_TASK DETAILS_
Copy out the lines below word for word, and leave the picture out of your copy.

_INPUT RECORDS_

▼

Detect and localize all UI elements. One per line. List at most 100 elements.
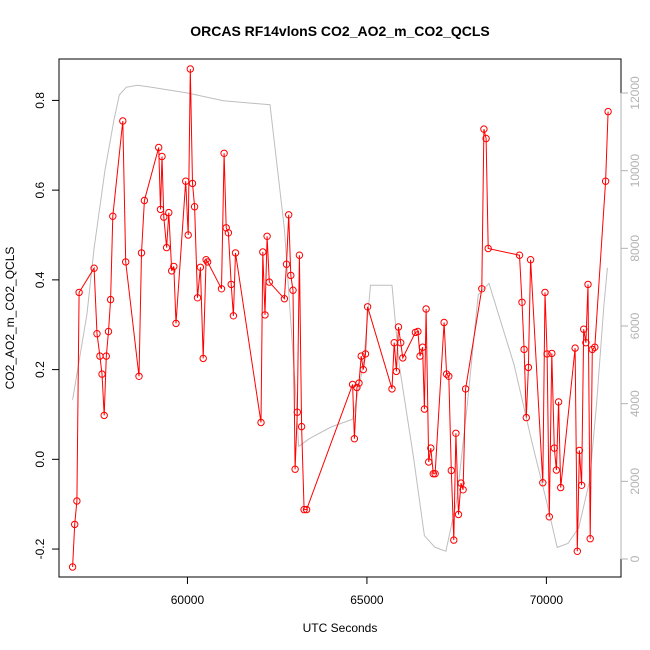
data-point bbox=[217, 285, 226, 293]
data-point bbox=[575, 446, 584, 455]
y-tick-label: 0.8 bbox=[33, 92, 47, 109]
y-tick-label: 0.0 bbox=[33, 451, 47, 468]
data-point bbox=[302, 505, 311, 514]
data-point bbox=[172, 319, 180, 328]
data-point bbox=[75, 288, 83, 297]
data-point bbox=[539, 479, 547, 487]
data-point bbox=[300, 505, 308, 514]
data-point bbox=[285, 211, 293, 219]
data-point bbox=[588, 345, 596, 354]
data-point bbox=[586, 535, 594, 543]
data-point bbox=[515, 251, 524, 259]
data-point bbox=[257, 418, 265, 427]
data-point bbox=[459, 486, 467, 494]
data-point bbox=[545, 513, 553, 521]
data-point bbox=[68, 563, 77, 571]
data-point bbox=[162, 243, 171, 252]
data-point bbox=[457, 479, 465, 487]
data-point bbox=[289, 286, 297, 294]
data-point bbox=[220, 149, 228, 158]
data-point bbox=[399, 354, 407, 362]
data-point bbox=[140, 196, 149, 205]
data-point bbox=[182, 177, 190, 185]
data-point bbox=[202, 256, 210, 264]
data-point bbox=[355, 379, 363, 387]
data-point bbox=[482, 134, 490, 143]
data-point bbox=[160, 213, 168, 221]
data-point bbox=[425, 458, 433, 466]
data-point bbox=[170, 262, 178, 271]
series-layer bbox=[68, 65, 612, 571]
data-point bbox=[601, 177, 610, 185]
data-point bbox=[427, 444, 435, 452]
data-point bbox=[104, 327, 113, 336]
data-point bbox=[452, 429, 460, 437]
data-point bbox=[520, 345, 528, 354]
data-point bbox=[440, 318, 448, 327]
data-point bbox=[573, 547, 581, 555]
data-point bbox=[445, 372, 453, 380]
y-tick-label: 0.6 bbox=[33, 181, 47, 198]
data-point bbox=[414, 327, 422, 336]
data-point bbox=[431, 470, 439, 478]
data-point bbox=[259, 248, 267, 256]
data-point bbox=[353, 383, 361, 392]
data-point bbox=[227, 280, 235, 289]
data-point bbox=[165, 208, 173, 217]
data-point bbox=[261, 311, 269, 319]
data-point bbox=[137, 249, 146, 257]
data-point bbox=[291, 465, 299, 473]
data-point bbox=[295, 251, 304, 259]
data-point bbox=[584, 280, 592, 289]
data-point bbox=[199, 354, 207, 363]
y2-tick-label: 2000 bbox=[628, 468, 642, 495]
data-point bbox=[442, 370, 451, 378]
data-point bbox=[168, 267, 176, 275]
data-point bbox=[418, 343, 427, 351]
data-point bbox=[591, 343, 599, 351]
x-axis-label: UTC Seconds bbox=[303, 621, 378, 635]
data-point bbox=[224, 229, 233, 237]
data-point bbox=[450, 536, 458, 544]
data-point bbox=[484, 244, 492, 253]
y-tick-label: -0.2 bbox=[33, 538, 47, 559]
x-tick-label: 70000 bbox=[530, 593, 564, 607]
x-tick-label: 65000 bbox=[350, 593, 384, 607]
data-point bbox=[518, 298, 526, 306]
data-point bbox=[263, 232, 271, 241]
altitude-line bbox=[72, 84, 608, 552]
data-point bbox=[422, 305, 430, 313]
y2-tick-label: 8000 bbox=[628, 235, 642, 262]
data-point bbox=[524, 363, 533, 372]
data-point bbox=[203, 258, 212, 266]
data-point bbox=[135, 372, 143, 380]
chart-title: ORCAS RF14vlonS CO2_AO2_m_CO2_QCLS bbox=[190, 23, 490, 39]
data-point bbox=[420, 405, 429, 413]
data-point bbox=[106, 295, 115, 304]
data-point bbox=[109, 212, 117, 220]
data-point bbox=[186, 65, 195, 73]
data-point bbox=[231, 249, 240, 257]
data-point bbox=[361, 350, 370, 358]
data-point bbox=[188, 179, 197, 188]
data-point bbox=[526, 256, 535, 264]
data-point bbox=[447, 466, 455, 475]
data-point bbox=[156, 205, 165, 214]
data-point bbox=[577, 481, 586, 489]
data-point bbox=[461, 385, 470, 393]
data-point bbox=[155, 143, 163, 152]
data-point bbox=[98, 370, 106, 378]
y-axis-label: CO2_AO2_m_CO2_QCLS bbox=[3, 247, 17, 390]
data-point bbox=[480, 125, 488, 133]
data-point bbox=[102, 352, 111, 360]
data-point bbox=[548, 349, 556, 358]
data-point bbox=[193, 294, 202, 302]
data-point bbox=[397, 339, 405, 347]
y2-tick-label: 10000 bbox=[628, 154, 642, 188]
data-point bbox=[552, 466, 561, 474]
data-point bbox=[580, 325, 588, 333]
x-tick-label: 60000 bbox=[171, 593, 205, 607]
data-point bbox=[73, 497, 81, 505]
y2-axis: 0 2000 4000 6000 8000 10000 12000 bbox=[620, 76, 642, 562]
data-point bbox=[350, 435, 359, 443]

▲

_EXERCISE RESPONSE_
Detect and localize all UI elements. One per line. List at most 100 elements.
data-point bbox=[217, 285, 226, 293]
data-point bbox=[575, 446, 584, 455]
y-tick-label: 0.8 bbox=[33, 92, 47, 109]
y-tick-label: 0.0 bbox=[33, 451, 47, 468]
data-point bbox=[302, 505, 311, 514]
data-point bbox=[172, 319, 180, 328]
data-point bbox=[75, 288, 83, 297]
data-point bbox=[539, 479, 547, 487]
data-point bbox=[300, 505, 308, 514]
data-point bbox=[285, 211, 293, 219]
data-point bbox=[588, 345, 596, 354]
data-point bbox=[586, 535, 594, 543]
data-point bbox=[515, 251, 524, 259]
data-point bbox=[257, 418, 265, 427]
data-point bbox=[459, 486, 467, 494]
data-point bbox=[545, 513, 553, 521]
data-point bbox=[68, 563, 77, 571]
data-point bbox=[162, 243, 171, 252]
data-point bbox=[457, 479, 465, 487]
data-point bbox=[289, 286, 297, 294]
data-point bbox=[220, 149, 228, 158]
data-point bbox=[399, 354, 407, 362]
data-point bbox=[140, 196, 149, 205]
data-point bbox=[182, 177, 190, 185]
data-point bbox=[202, 256, 210, 264]
data-point bbox=[355, 379, 363, 387]
data-point bbox=[482, 134, 490, 143]
data-point bbox=[160, 213, 168, 221]
data-point bbox=[425, 458, 433, 466]
data-point bbox=[170, 262, 178, 271]
series-layer bbox=[68, 65, 612, 571]
data-point bbox=[601, 177, 610, 185]
data-point bbox=[427, 444, 435, 452]
data-point bbox=[104, 327, 113, 336]
data-point bbox=[452, 429, 460, 437]
data-point bbox=[520, 345, 528, 354]
data-point bbox=[440, 318, 448, 327]
data-point bbox=[573, 547, 581, 555]
data-point bbox=[445, 372, 453, 380]
y-tick-label: 0.6 bbox=[33, 181, 47, 198]
data-point bbox=[414, 327, 422, 336]
data-point bbox=[431, 470, 439, 478]
data-point bbox=[259, 248, 267, 256]
data-point bbox=[353, 383, 361, 392]
data-point bbox=[227, 280, 235, 289]
data-point bbox=[165, 208, 173, 217]
data-point bbox=[261, 311, 269, 319]
data-point bbox=[137, 249, 146, 257]
data-point bbox=[291, 465, 299, 473]
data-point bbox=[295, 251, 304, 259]
data-point bbox=[584, 280, 592, 289]
data-point bbox=[199, 354, 207, 363]
y2-tick-label: 2000 bbox=[628, 468, 642, 495]
data-point bbox=[442, 370, 451, 378]
data-point bbox=[168, 267, 176, 275]
data-point bbox=[418, 343, 427, 351]
data-point bbox=[591, 343, 599, 351]
x-axis-label: UTC Seconds bbox=[303, 621, 378, 635]
data-point bbox=[224, 229, 233, 237]
data-point bbox=[450, 536, 458, 544]
data-point bbox=[484, 244, 492, 253]
y-tick-label: -0.2 bbox=[33, 538, 47, 559]
x-tick-label: 70000 bbox=[530, 593, 564, 607]
x-tick-label: 65000 bbox=[350, 593, 384, 607]
data-point bbox=[518, 298, 526, 306]
data-point bbox=[263, 232, 271, 241]
altitude-line bbox=[72, 84, 608, 552]
data-point bbox=[422, 305, 430, 313]
y2-tick-label: 8000 bbox=[628, 235, 642, 262]
data-point bbox=[524, 363, 533, 372]
data-point bbox=[203, 258, 212, 266]
data-point bbox=[135, 372, 143, 380]
chart-title: ORCAS RF14vlonS CO2_AO2_m_CO2_QCLS bbox=[190, 23, 490, 39]
data-point bbox=[420, 405, 429, 413]
data-point bbox=[106, 295, 115, 304]
data-point bbox=[109, 212, 117, 220]
data-point bbox=[186, 65, 195, 73]
data-point bbox=[231, 249, 240, 257]
data-point bbox=[361, 350, 370, 358]
data-point bbox=[188, 179, 197, 188]
data-point bbox=[526, 256, 535, 264]
data-point bbox=[447, 466, 455, 475]
data-point bbox=[156, 205, 165, 214]
data-point bbox=[577, 481, 586, 489]
data-point bbox=[461, 385, 470, 393]
data-point bbox=[155, 143, 163, 152]
data-point bbox=[98, 370, 106, 378]
y-axis-label: CO2_AO2_m_CO2_QCLS bbox=[3, 247, 17, 390]
data-point bbox=[480, 125, 488, 133]
data-point bbox=[102, 352, 111, 360]
data-point bbox=[548, 349, 556, 358]
data-point bbox=[193, 294, 202, 302]
data-point bbox=[397, 339, 405, 347]
y2-tick-label: 10000 bbox=[628, 154, 642, 188]
data-point bbox=[552, 466, 561, 474]
data-point bbox=[580, 325, 588, 333]
x-tick-label: 60000 bbox=[171, 593, 205, 607]
data-point bbox=[73, 497, 81, 505]
y2-axis: 0 2000 4000 6000 8000 10000 12000 bbox=[620, 76, 642, 562]
data-point bbox=[350, 435, 359, 443]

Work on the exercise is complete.